**WRITTEN PROBLEM**
Below is a listing. Gather each line of it that contains "framework".

**DATASET ENTRIES**
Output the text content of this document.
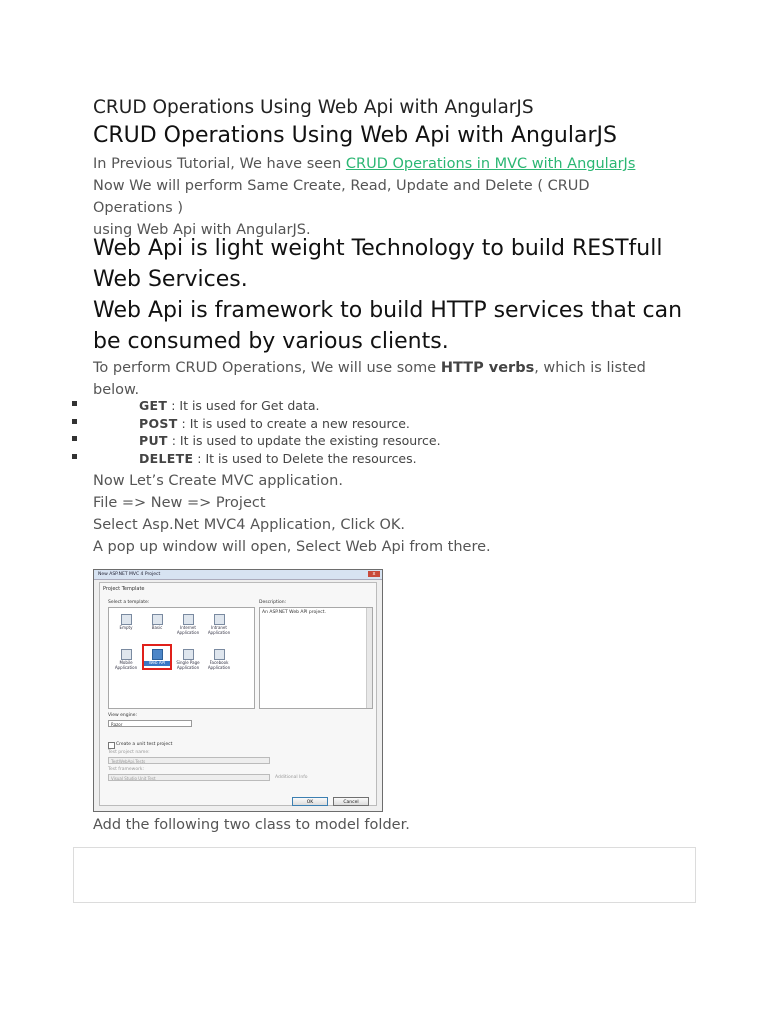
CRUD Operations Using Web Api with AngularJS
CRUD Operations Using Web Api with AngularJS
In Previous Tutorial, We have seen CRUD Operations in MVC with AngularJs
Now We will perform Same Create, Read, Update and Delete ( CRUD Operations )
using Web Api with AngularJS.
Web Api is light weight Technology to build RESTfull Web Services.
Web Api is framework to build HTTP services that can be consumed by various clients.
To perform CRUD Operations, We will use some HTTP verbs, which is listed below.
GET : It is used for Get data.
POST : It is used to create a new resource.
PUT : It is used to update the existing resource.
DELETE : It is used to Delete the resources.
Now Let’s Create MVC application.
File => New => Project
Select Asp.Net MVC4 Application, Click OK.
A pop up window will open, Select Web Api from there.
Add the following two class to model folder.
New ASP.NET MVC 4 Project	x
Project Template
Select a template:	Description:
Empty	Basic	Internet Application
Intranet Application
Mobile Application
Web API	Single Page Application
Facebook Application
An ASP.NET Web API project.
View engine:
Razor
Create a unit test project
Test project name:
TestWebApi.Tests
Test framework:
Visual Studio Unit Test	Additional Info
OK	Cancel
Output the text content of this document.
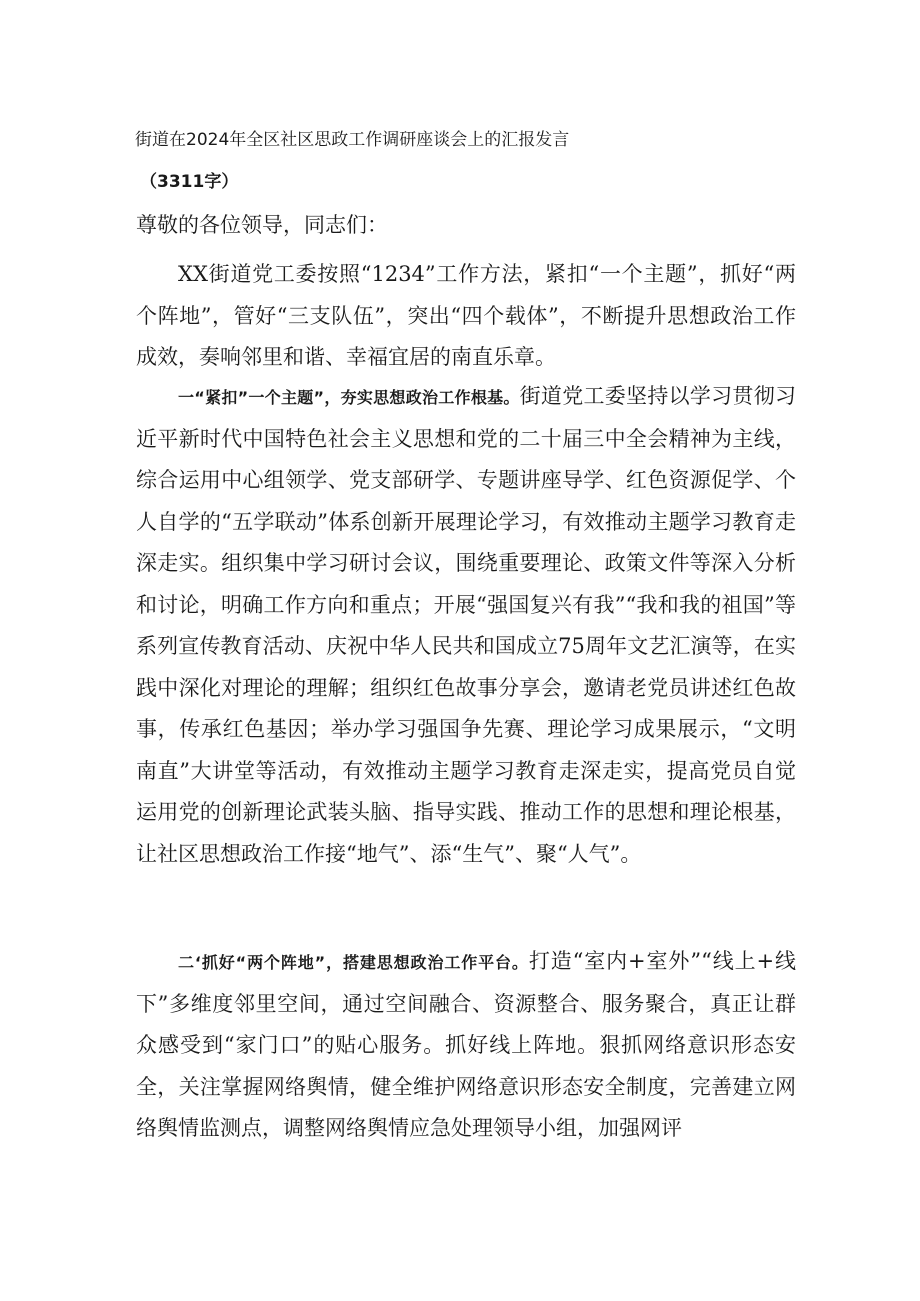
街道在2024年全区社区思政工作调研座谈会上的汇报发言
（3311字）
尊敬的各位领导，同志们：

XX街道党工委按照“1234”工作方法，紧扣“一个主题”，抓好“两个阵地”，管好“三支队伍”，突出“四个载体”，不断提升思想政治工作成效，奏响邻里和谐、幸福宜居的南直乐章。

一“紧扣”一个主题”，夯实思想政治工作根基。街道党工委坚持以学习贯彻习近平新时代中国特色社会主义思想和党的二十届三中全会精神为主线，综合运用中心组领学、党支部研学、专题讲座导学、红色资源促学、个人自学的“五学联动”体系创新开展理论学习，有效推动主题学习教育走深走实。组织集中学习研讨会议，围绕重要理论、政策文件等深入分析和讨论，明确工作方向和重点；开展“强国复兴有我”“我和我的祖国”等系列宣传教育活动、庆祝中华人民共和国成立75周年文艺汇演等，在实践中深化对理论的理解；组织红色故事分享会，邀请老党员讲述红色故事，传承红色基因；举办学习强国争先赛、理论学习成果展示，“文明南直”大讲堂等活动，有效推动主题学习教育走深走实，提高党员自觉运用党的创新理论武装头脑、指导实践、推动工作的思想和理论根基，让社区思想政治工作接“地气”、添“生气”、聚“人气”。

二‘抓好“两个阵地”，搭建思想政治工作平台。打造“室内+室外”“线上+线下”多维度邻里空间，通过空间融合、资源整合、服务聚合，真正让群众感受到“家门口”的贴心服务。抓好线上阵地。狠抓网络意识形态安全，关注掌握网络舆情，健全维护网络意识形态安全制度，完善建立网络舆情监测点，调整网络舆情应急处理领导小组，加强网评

**WRITTEN SOLUTION**
Web Api is framework to build HTTP services that can be consumed by various clients.
Test framework:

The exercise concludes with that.